課題内容 - 抜粋本文では、座標はどのくらいの頻度で更新され、どこへ反映されるか。

抜粋本文 -
ジョイスティックを動かして移動するだけのシンプルなもの。(もともとスマホでPWAを想定してNuxtを使ったという経緯もあってクリックとタッチどちらにも対応)
FPS60で座標の更新を行い、都度Firestoreへ反映。
スクショには写ってないけど下の方にチャット機能もある。

ログイン周りや座標の共有はこのあたりを参考にしながら作った。

【v2対応】Nuxt.jsとFirebaseを組み合わせて爆速でWebアプリケーションを構築する

Cloud Firestore でリアルタイム アップデートを入手する

onSnapshotがとにかく便利。追加・変更・削除が行われるたび、Firestoreから通知が来るイメージ。

試作品の作りの事情とか入っていてあまり参考にならないソースだが雰囲気だけ。

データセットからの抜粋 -

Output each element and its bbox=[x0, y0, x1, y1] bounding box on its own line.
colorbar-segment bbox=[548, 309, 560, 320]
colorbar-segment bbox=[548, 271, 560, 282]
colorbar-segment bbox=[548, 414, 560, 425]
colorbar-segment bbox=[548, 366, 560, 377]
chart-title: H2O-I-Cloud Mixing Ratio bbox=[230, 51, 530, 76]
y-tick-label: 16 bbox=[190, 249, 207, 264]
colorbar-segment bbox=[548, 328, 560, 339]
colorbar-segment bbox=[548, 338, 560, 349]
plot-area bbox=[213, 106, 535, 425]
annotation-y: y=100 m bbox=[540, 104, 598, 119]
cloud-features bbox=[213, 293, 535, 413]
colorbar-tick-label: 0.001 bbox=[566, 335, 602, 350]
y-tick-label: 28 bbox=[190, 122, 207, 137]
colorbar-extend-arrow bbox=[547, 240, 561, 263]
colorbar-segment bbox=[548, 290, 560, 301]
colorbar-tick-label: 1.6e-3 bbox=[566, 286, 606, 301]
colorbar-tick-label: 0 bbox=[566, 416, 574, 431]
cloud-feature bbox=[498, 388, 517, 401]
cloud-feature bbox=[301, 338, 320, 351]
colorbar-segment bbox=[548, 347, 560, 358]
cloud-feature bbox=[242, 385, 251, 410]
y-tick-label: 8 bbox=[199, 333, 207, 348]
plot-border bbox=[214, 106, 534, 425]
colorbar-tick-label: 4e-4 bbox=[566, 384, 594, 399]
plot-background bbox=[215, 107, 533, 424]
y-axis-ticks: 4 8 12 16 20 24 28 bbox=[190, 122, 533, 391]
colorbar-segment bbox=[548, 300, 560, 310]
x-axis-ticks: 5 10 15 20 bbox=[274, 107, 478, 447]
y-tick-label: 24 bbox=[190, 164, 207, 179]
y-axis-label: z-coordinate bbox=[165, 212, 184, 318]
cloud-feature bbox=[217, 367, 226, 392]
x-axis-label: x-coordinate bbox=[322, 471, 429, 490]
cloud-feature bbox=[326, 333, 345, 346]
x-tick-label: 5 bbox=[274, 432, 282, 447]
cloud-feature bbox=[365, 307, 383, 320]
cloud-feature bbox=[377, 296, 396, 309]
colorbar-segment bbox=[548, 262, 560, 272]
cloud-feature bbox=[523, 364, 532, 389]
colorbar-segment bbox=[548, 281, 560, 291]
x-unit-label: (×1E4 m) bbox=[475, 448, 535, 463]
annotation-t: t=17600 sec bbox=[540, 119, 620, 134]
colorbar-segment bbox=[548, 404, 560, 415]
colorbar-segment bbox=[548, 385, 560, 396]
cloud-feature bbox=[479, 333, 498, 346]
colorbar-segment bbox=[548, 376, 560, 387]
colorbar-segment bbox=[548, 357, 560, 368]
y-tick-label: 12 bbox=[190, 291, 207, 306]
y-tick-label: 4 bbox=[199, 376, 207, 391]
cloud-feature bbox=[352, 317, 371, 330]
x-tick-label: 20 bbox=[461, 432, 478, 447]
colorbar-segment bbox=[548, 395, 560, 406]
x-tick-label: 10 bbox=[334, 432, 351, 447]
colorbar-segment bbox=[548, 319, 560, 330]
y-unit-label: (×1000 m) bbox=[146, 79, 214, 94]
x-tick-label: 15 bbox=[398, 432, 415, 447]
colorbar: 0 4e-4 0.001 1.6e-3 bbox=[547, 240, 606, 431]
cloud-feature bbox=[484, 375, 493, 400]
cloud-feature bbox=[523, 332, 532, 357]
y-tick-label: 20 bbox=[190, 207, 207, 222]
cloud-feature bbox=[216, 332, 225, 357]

出力 - FPS60で更新され、そのたびにFirestoreへ反映される。